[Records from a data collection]
--------------------

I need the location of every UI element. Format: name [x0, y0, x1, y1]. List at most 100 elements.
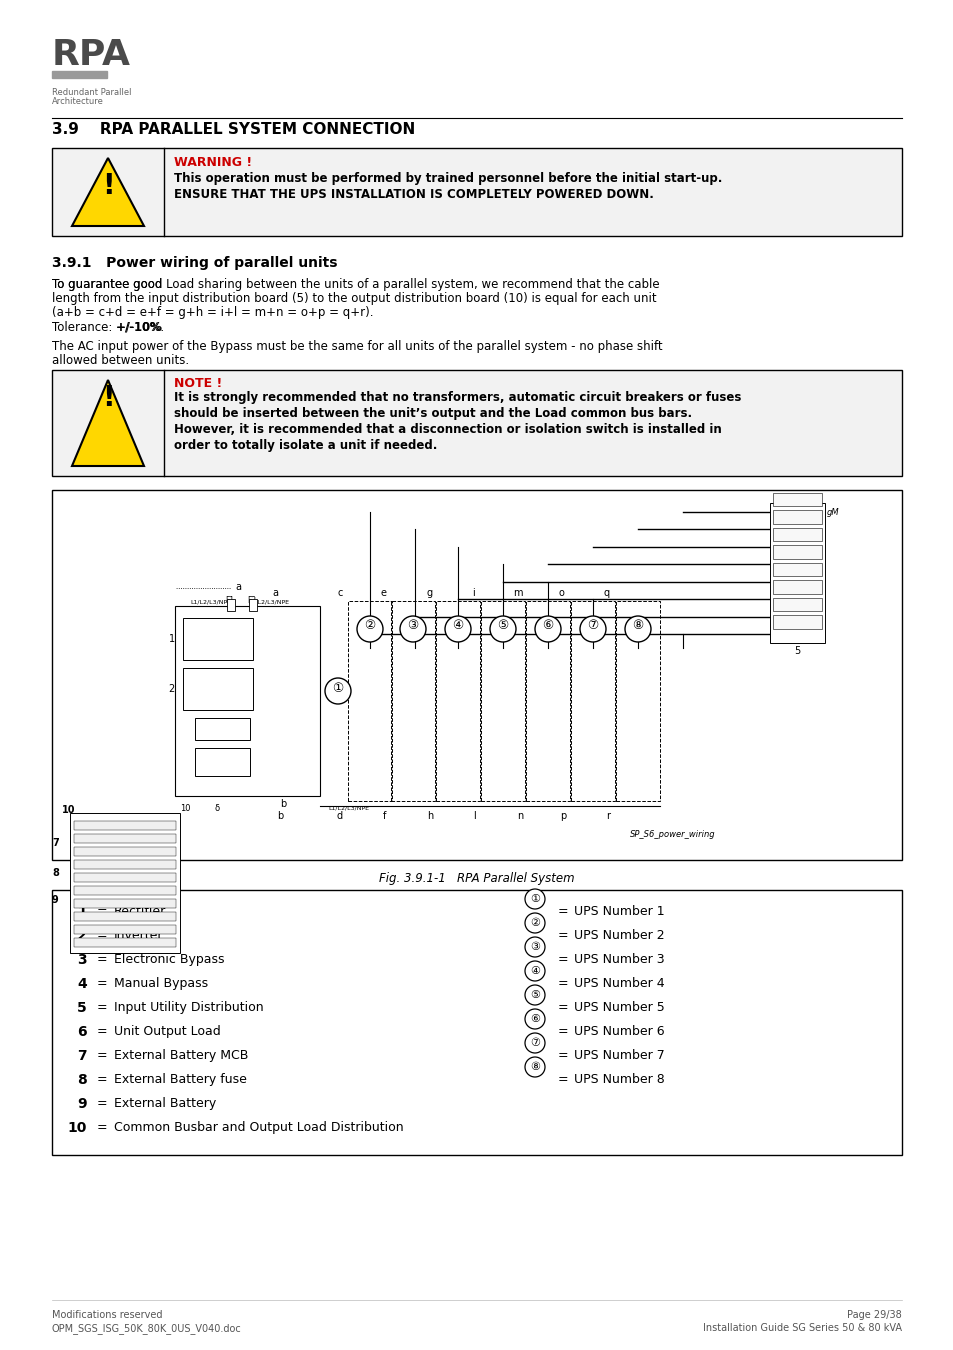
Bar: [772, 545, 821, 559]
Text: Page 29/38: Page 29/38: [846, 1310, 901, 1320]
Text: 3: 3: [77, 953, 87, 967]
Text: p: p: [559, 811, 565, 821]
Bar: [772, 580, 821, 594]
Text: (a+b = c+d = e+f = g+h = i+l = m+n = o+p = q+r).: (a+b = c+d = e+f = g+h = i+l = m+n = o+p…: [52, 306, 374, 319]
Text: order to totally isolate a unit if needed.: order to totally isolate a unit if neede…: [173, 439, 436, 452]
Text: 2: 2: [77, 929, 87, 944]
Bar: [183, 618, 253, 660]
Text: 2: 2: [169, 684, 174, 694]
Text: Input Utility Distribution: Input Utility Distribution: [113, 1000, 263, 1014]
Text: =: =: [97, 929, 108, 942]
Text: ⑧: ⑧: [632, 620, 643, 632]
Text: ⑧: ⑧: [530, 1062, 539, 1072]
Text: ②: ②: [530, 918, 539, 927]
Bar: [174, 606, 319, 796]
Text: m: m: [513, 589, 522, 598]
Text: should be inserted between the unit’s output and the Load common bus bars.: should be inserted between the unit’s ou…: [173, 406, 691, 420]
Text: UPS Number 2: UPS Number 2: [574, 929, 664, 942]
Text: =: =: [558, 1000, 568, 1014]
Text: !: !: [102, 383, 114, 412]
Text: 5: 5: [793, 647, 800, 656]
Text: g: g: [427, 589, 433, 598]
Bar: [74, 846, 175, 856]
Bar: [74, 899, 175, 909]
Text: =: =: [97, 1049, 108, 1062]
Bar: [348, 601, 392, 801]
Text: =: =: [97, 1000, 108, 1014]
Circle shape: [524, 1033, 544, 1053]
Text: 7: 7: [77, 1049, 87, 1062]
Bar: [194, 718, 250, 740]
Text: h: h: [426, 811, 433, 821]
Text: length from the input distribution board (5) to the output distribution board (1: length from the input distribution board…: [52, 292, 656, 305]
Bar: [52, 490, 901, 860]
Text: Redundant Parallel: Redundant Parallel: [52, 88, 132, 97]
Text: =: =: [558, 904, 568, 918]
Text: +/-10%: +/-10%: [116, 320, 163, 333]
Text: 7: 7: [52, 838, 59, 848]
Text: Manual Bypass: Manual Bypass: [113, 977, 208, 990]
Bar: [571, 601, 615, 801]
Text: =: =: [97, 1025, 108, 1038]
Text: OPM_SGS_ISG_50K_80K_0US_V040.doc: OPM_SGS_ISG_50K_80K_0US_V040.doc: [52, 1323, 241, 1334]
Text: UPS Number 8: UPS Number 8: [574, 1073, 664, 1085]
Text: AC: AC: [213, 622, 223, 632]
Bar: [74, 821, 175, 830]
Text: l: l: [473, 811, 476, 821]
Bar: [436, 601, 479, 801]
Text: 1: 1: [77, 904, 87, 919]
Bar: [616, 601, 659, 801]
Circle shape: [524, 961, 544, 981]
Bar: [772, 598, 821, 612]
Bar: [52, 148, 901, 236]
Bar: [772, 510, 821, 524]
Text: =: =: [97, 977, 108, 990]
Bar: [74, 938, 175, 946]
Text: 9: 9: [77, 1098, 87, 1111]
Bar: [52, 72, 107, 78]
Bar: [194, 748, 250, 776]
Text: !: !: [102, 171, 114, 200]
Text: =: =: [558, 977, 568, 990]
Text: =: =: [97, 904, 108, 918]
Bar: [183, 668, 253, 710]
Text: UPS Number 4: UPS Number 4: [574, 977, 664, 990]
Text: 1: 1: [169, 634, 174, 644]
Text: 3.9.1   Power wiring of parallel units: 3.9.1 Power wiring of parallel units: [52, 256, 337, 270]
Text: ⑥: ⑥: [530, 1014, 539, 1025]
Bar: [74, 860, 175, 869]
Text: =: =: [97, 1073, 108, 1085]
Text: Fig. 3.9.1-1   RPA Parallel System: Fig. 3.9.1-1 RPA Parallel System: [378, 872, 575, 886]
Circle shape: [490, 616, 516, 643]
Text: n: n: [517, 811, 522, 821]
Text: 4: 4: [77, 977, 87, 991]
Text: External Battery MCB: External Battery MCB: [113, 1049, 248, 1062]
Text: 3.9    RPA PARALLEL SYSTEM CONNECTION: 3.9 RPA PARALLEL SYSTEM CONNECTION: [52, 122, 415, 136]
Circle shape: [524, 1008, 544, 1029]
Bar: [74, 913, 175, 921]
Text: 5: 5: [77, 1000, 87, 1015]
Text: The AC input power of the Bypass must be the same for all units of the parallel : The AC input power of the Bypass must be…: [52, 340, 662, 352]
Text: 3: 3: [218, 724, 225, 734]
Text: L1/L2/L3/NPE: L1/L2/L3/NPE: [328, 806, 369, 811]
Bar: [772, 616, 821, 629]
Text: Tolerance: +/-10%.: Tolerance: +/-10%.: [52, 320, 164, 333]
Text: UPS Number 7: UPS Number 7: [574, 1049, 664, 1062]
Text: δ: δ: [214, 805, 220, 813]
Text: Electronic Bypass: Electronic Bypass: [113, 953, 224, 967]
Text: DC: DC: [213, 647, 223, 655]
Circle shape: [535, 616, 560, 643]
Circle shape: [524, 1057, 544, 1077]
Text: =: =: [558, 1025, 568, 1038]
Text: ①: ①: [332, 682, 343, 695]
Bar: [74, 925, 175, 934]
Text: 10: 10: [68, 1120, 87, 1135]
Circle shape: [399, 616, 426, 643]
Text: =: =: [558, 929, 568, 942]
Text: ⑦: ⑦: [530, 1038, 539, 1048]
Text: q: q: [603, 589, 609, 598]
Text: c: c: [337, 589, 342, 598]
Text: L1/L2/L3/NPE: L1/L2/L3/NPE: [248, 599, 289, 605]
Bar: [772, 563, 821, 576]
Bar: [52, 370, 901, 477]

--------------------

● **Problem statement**
Pick out every line of the material above that contains the string "output", matching case exactly, and copy each one in full.

● **Written solution**
Text: should be inserted between the unit’s output and the Load common bus bars.: should be inserted between the unit’s ou…: [173, 406, 691, 420]
Text: length from the input distribution board (5) to the output distribution board (1: length from the input distribution board…: [52, 292, 656, 305]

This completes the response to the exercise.